>> START Listed entries

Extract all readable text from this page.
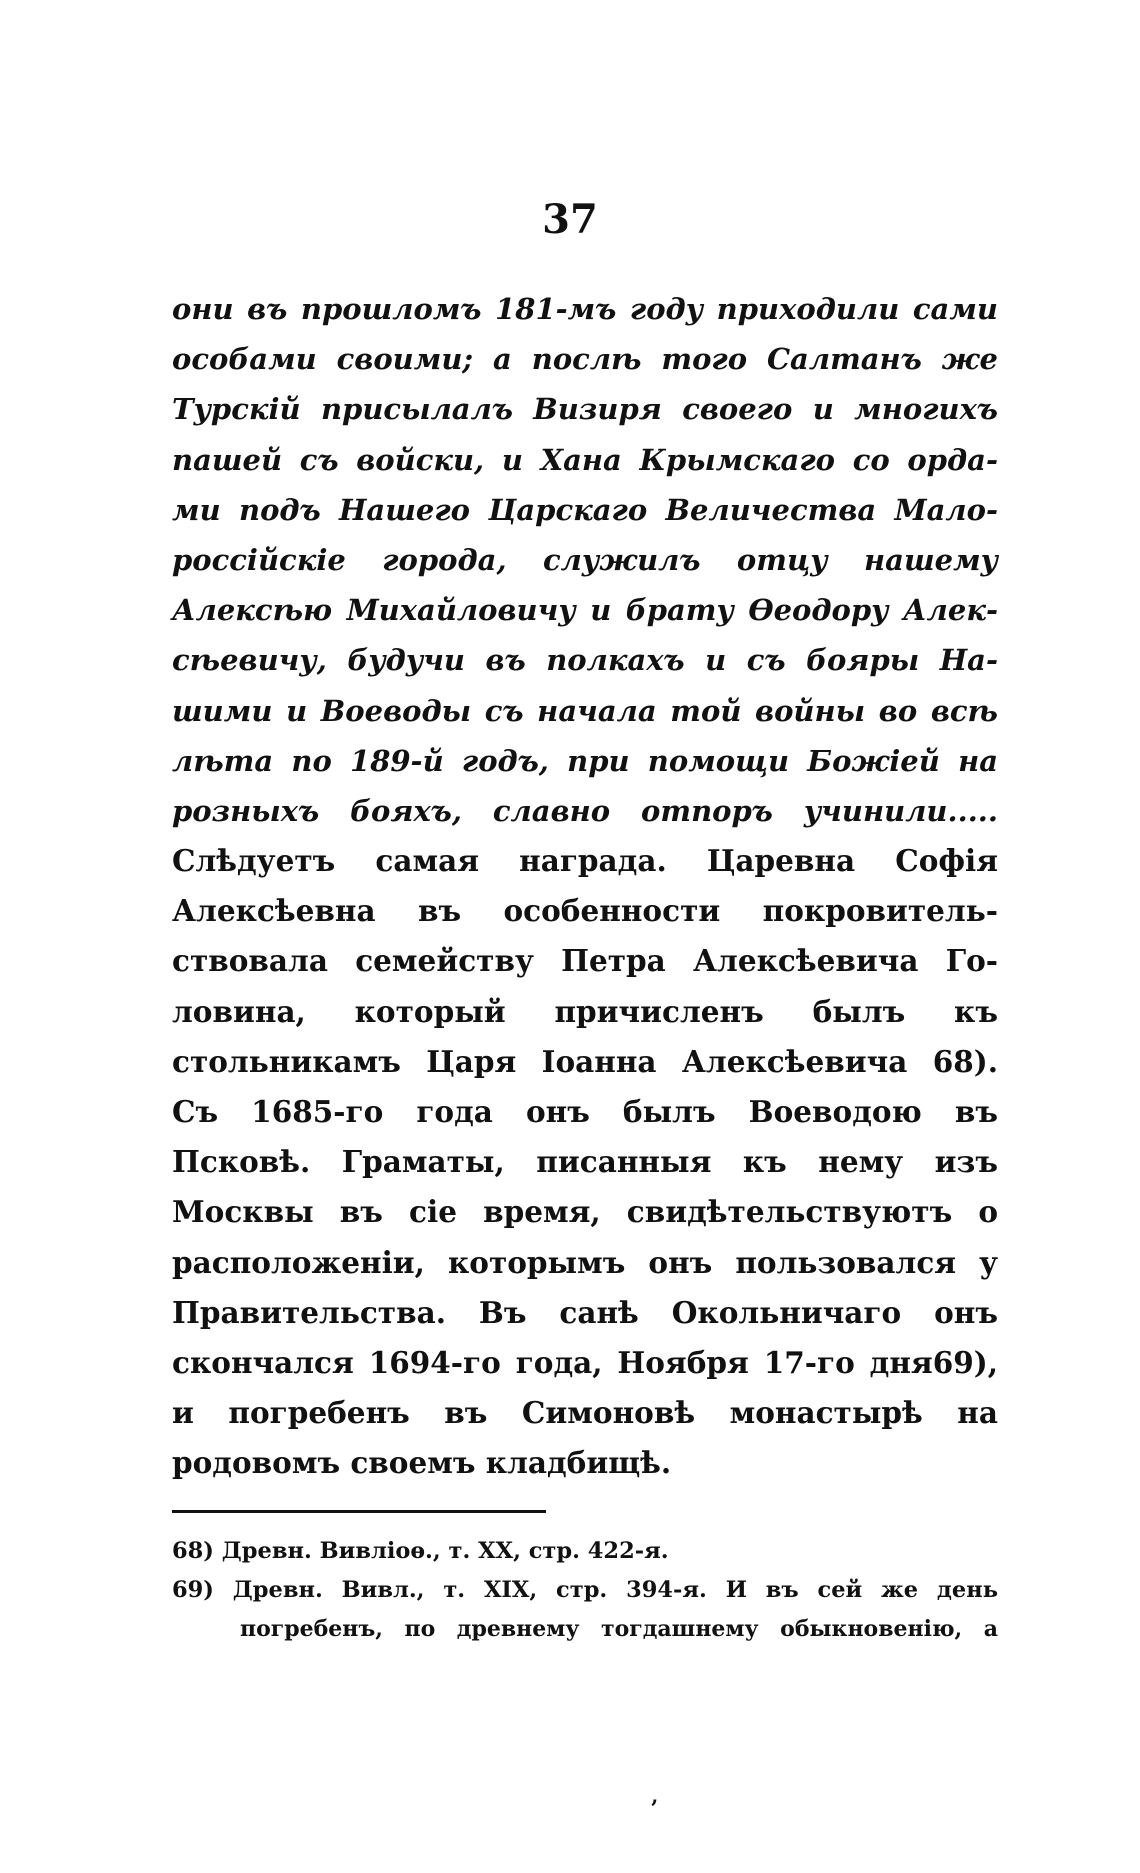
37
они въ прошломъ 181-мъ году приходили сами
особами своими; а послѣ того Салтанъ же
Турскій присылалъ Визиря своего и многихъ
пашей съ войски, и Хана Крымскаго со орда-
ми подъ Нашего Царскаго Величества Мало-
россійскіе города, служилъ отцу нашему
Алексѣю Михайловичу и брату Ѳеодору Алек-
сѣевичу, будучи въ полкахъ и съ бояры На-
шими и Воеводы съ начала той войны во всѣ
лѣта по 189-й годъ, при помощи Божіей на
розныхъ бояхъ, славно отпоръ учинили.....
Слѣдуетъ самая награда. Царевна Софія
Алексѣевна въ особенности покровитель-
ствовала семейству Петра Алексѣевича Го-
ловина, который причисленъ былъ къ
стольникамъ Царя Іоанна Алексѣевича 68).
Съ 1685-го года онъ былъ Воеводою въ
Псковѣ. Граматы, писанныя къ нему изъ
Москвы въ сіе время, свидѣтельствуютъ о
расположеніи, которымъ онъ пользовался у
Правительства. Въ санѣ Окольничаго онъ
скончался 1694-го года, Ноября 17-го дня69),
и погребенъ въ Симоновѣ монастырѣ на
родовомъ своемъ кладбищѣ.
68) Древн. Вивліоѳ., т. XX, стр. 422-я.
69) Древн. Вивл., т. XIX, стр. 394-я. И въ сей же день
погребенъ, по древнему тогдашнему обыкновенію, а
ʼ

>> END Listed entries

*Aim of the task*:
Using the records above, output their complete text exactly, minus any images.

*Result for this task*:
Extract all readable text from this page.
37
они въ прошломъ 181-мъ году приходили сами
особами своими; а послѣ того Салтанъ же
Турскій присылалъ Визиря своего и многихъ
пашей съ войски, и Хана Крымскаго со орда-
ми подъ Нашего Царскаго Величества Мало-
россійскіе города, служилъ отцу нашему
Алексѣю Михайловичу и брату Ѳеодору Алек-
сѣевичу, будучи въ полкахъ и съ бояры На-
шими и Воеводы съ начала той войны во всѣ
лѣта по 189-й годъ, при помощи Божіей на
розныхъ бояхъ, славно отпоръ учинили.....
Слѣдуетъ самая награда. Царевна Софія
Алексѣевна въ особенности покровитель-
ствовала семейству Петра Алексѣевича Го-
ловина, который причисленъ былъ къ
стольникамъ Царя Іоанна Алексѣевича 68).
Съ 1685-го года онъ былъ Воеводою въ
Псковѣ. Граматы, писанныя къ нему изъ
Москвы въ сіе время, свидѣтельствуютъ о
расположеніи, которымъ онъ пользовался у
Правительства. Въ санѣ Окольничаго онъ
скончался 1694-го года, Ноября 17-го дня69),
и погребенъ въ Симоновѣ монастырѣ на
родовомъ своемъ кладбищѣ.
68) Древн. Вивліоѳ., т. XX, стр. 422-я.
69) Древн. Вивл., т. XIX, стр. 394-я. И въ сей же день
погребенъ, по древнему тогдашнему обыкновенію, а
ʼ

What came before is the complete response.